>> begin SUPPLIED RECORDS

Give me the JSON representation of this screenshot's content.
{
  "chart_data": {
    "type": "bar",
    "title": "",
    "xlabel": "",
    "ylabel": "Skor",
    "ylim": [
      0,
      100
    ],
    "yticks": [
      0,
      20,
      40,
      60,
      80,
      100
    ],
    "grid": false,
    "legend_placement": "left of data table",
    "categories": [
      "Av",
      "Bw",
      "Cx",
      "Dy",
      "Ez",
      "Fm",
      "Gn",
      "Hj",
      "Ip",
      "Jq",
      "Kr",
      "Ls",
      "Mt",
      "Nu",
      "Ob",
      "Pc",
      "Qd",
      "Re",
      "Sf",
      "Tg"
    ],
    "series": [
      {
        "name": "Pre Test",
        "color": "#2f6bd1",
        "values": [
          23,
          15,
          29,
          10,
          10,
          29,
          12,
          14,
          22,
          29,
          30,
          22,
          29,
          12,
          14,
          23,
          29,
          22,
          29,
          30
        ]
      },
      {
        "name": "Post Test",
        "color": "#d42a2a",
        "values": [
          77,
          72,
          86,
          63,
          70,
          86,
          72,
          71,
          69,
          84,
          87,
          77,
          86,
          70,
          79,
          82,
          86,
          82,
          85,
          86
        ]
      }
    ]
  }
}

>> end SUPPLIED RECORDS

● WRITTEN INSTRUCTION
Give back all the records exactly as they stand.

● OUTPUT FOR THIS EXERCISE
Give me the JSON representation of this screenshot's content.
{
  "chart_data": {
    "type": "bar",
    "title": "",
    "xlabel": "",
    "ylabel": "Skor",
    "ylim": [
      0,
      100
    ],
    "yticks": [
      0,
      20,
      40,
      60,
      80,
      100
    ],
    "grid": false,
    "legend_placement": "left of data table",
    "categories": [
      "Av",
      "Bw",
      "Cx",
      "Dy",
      "Ez",
      "Fm",
      "Gn",
      "Hj",
      "Ip",
      "Jq",
      "Kr",
      "Ls",
      "Mt",
      "Nu",
      "Ob",
      "Pc",
      "Qd",
      "Re",
      "Sf",
      "Tg"
    ],
    "series": [
      {
        "name": "Pre Test",
        "color": "#2f6bd1",
        "values": [
          23,
          15,
          29,
          10,
          10,
          29,
          12,
          14,
          22,
          29,
          30,
          22,
          29,
          12,
          14,
          23,
          29,
          22,
          29,
          30
        ]
      },
      {
        "name": "Post Test",
        "color": "#d42a2a",
        "values": [
          77,
          72,
          86,
          63,
          70,
          86,
          72,
          71,
          69,
          84,
          87,
          77,
          86,
          70,
          79,
          82,
          86,
          82,
          85,
          86
        ]
      }
    ]
  }
}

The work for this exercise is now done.